▸ Task directions: Return the full listing exactly as it is written.

▸ Provided records:
= = = =

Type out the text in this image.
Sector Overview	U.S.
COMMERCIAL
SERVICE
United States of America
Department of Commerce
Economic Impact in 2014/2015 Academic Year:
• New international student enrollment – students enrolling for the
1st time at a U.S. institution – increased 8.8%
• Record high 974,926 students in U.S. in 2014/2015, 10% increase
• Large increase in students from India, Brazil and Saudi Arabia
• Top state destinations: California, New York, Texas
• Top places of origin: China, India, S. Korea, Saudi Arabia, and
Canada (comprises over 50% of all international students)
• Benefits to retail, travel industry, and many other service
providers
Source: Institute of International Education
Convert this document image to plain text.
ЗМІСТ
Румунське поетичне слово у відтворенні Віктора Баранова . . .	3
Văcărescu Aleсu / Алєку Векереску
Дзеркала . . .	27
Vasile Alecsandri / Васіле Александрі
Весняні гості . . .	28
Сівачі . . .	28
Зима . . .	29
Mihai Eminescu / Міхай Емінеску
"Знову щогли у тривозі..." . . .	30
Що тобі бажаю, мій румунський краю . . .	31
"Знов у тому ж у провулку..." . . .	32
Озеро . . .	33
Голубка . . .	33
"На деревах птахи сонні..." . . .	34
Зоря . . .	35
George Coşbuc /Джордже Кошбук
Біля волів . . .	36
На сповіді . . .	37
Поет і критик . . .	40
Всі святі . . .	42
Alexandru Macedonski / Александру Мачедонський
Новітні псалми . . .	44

= = = =

▸ The solution:
Type out the text in this image.
Sector Overview	U.S.
COMMERCIAL
SERVICE
United States of America
Department of Commerce
Economic Impact in 2014/2015 Academic Year:
• New international student enrollment – students enrolling for the
1st time at a U.S. institution – increased 8.8%
• Record high 974,926 students in U.S. in 2014/2015, 10% increase
• Large increase in students from India, Brazil and Saudi Arabia
• Top state destinations: California, New York, Texas
• Top places of origin: China, India, S. Korea, Saudi Arabia, and
Canada (comprises over 50% of all international students)
• Benefits to retail, travel industry, and many other service
providers
Source: Institute of International Education
Convert this document image to plain text.
ЗМІСТ
Румунське поетичне слово у відтворенні Віктора Баранова . . .	3
Văcărescu Aleсu / Алєку Векереску
Дзеркала . . .	27
Vasile Alecsandri / Васіле Александрі
Весняні гості . . .	28
Сівачі . . .	28
Зима . . .	29
Mihai Eminescu / Міхай Емінеску
"Знову щогли у тривозі..." . . .	30
Що тобі бажаю, мій румунський краю . . .	31
"Знов у тому ж у провулку..." . . .	32
Озеро . . .	33
Голубка . . .	33
"На деревах птахи сонні..." . . .	34
Зоря . . .	35
George Coşbuc /Джордже Кошбук
Біля волів . . .	36
На сповіді . . .	37
Поет і критик . . .	40
Всі святі . . .	42
Alexandru Macedonski / Александру Мачедонський
Новітні псалми . . .	44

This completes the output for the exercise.